■ Questions on the material ■
- a) Reproduce the passage of the WikiLeaks article between "Thursday, October 13, 2016" and "military detainee practices.", inclusive.
- b) Continue the WikiLeaks article from its final sentence onward.

[Provided text Boundary: Start]

Thursday, October 13, 2016

US Military Detention policies Hacked and Released by WikiLeaks

US Military Detention policies Hacked and Released by WikiLeaks


The whistleblowing website Wikileaks from tonight releasing more than 100 U.S. Defense Department files detailing military detention policies in camps in Iraq and at Guantanamo Bay in the years after the September 11 attacks on U.S. targets - "The Detainee Policies"


In a statement, WikiLeaks criticized regulations it said had led to abuse and impunity and urged human rights activists to use the documents to research what it called policies of unaccountability. WikiLeaks says it plans to release the files in chronological order to paint a picture of the evolution of America’s military detainee practices.

WikiLeaks founder Julian Assange said: "The ’Detainee Policies’ show the anatomy of the beast that is post-9/11 detention, the carving out of a dark space where law and rights do not apply, where persons can be detained without a trace at the convenience of the U.S. Department of Defense. It shows the excesses of the early days of war against an unknown ’enemy’ and how these policies matured and evolved, ultimately deriving into the permanent state of exception that the United States now finds itself in, a decade later."

In January, U.N. human rights chief Navi Pillay said the United States was still flouting international law at Guantanamo Bay by arbitrarily and indefinitely detaining individuals. Almost 3,000 people were killed in 2001 when militants from Osama bin Ladens al Qaeda flew hijacked airliners into the World Trade Center towers in New York, the Pentagon and a field in Pennsylvania. - Reuters said.

[Provided text Boundary: End]
[Information Boundary: Start]

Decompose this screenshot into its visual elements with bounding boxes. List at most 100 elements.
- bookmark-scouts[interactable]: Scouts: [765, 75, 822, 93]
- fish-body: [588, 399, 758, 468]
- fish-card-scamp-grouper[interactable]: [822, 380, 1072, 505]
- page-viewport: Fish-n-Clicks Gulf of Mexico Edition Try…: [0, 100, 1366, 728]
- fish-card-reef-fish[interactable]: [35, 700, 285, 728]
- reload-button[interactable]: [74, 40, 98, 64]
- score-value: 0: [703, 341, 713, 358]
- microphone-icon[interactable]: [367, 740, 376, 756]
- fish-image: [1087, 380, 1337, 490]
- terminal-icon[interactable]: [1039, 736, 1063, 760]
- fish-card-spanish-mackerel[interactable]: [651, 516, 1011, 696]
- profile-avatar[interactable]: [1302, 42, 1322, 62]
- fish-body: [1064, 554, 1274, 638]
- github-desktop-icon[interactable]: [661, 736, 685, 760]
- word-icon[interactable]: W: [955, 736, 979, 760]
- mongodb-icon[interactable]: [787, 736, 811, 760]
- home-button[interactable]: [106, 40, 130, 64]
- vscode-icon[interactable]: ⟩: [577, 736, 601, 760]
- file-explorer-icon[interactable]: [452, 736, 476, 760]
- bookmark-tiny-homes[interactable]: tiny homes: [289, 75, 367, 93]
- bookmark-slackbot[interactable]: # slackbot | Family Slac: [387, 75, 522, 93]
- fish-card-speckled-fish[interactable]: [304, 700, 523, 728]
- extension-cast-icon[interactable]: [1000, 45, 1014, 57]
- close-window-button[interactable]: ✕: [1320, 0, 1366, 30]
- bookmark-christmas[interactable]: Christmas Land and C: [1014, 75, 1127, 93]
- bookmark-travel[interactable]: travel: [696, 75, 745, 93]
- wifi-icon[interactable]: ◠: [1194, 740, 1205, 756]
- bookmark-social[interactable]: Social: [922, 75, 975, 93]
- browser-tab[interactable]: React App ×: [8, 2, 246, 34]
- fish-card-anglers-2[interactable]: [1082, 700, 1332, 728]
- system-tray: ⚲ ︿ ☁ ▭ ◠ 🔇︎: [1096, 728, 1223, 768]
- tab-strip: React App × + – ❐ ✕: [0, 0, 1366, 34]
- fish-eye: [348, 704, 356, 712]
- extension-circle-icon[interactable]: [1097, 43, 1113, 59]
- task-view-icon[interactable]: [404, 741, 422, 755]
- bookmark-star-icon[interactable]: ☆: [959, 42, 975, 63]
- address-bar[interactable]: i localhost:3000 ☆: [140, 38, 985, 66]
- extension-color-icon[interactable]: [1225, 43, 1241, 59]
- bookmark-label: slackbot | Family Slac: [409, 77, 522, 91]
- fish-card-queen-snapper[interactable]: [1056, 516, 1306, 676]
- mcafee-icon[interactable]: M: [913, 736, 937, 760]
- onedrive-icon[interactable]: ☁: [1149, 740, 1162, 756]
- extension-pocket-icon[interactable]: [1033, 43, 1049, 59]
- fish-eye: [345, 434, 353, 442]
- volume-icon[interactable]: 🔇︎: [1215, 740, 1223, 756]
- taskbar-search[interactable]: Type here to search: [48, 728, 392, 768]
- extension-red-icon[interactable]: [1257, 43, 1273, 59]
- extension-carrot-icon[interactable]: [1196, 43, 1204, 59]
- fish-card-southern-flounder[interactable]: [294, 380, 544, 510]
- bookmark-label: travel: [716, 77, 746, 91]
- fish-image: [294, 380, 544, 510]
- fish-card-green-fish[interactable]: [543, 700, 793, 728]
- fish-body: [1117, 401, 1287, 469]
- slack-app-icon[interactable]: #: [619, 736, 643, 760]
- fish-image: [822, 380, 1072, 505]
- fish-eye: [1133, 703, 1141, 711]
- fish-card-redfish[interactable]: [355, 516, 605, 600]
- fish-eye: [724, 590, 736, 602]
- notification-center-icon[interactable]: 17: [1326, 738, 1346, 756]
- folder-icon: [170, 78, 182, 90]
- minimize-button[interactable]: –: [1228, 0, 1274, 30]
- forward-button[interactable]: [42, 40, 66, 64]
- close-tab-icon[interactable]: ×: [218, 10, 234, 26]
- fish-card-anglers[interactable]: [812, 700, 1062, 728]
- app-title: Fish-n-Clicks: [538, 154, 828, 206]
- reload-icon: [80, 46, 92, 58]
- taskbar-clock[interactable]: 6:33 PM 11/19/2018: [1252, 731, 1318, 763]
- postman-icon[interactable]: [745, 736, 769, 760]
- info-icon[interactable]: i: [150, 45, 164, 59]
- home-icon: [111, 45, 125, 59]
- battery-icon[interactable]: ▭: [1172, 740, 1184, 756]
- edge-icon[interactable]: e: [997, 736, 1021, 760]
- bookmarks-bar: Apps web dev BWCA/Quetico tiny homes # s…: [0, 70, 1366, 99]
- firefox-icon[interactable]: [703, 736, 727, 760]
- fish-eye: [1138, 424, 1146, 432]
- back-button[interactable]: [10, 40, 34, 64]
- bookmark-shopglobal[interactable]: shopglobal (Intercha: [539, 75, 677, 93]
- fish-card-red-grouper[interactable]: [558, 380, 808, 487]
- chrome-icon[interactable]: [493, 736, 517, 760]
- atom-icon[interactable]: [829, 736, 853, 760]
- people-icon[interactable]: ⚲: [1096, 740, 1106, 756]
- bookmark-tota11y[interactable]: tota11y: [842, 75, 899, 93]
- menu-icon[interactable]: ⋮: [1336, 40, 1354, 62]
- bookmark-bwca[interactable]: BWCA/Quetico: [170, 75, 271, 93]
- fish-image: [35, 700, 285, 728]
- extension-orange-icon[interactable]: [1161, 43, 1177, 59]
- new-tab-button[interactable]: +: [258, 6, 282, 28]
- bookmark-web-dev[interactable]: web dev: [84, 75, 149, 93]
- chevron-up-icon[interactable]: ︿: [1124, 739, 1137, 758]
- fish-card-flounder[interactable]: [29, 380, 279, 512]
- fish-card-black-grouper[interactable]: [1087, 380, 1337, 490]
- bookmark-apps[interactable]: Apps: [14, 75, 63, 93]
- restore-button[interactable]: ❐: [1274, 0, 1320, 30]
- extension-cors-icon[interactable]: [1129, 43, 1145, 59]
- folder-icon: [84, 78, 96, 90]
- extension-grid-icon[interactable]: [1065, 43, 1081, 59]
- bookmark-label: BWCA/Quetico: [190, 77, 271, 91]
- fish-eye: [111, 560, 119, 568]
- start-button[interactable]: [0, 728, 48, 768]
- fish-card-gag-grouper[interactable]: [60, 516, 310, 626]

[Information Boundary: End]

■ Activity answers ■
- a)
Thursday, October 13, 2016

US Military Detention policies Hacked and Released by WikiLeaks

US Military Detention policies Hacked and Released by WikiLeaks


The whistleblowing website Wikileaks from tonight releasing more than 100 U.S. Defense Department files detailing military detention policies in camps in Iraq and at Guantanamo Bay in the years after the September 11 attacks on U.S. targets - "The Detainee Policies"


In a statement, WikiLeaks criticized regulations it said had led to abuse and impunity and urged human rights activists to use the documents to research what it called policies of unaccountability. WikiLeaks says it plans to release the files in chronological order to paint a picture of the evolution of America’s military detainee practices.

- b)
WikiLeaks said a number of documents it was releasing related to interrogation of detainees, and these showed direct physical violence was prohibited. But it added the documents showed "a formal policy of terrorizing detainees during interrogations, combined with a policy of destroying interrogation recordings, has led to abuse and impunity."

According to Forbes, WikiLeaks latest publication breaks with its two previous releases of 2012 from the private intelligence firm Stratfor and the Syrian government, both of which consisted of millions of hacked emails rather than a small collection of leaked documents. Just how WikiLeaks obtained the new documents isn’t clear its anonymous submission system has been down for more than two years, with no new conduit for secure document leaks in sight.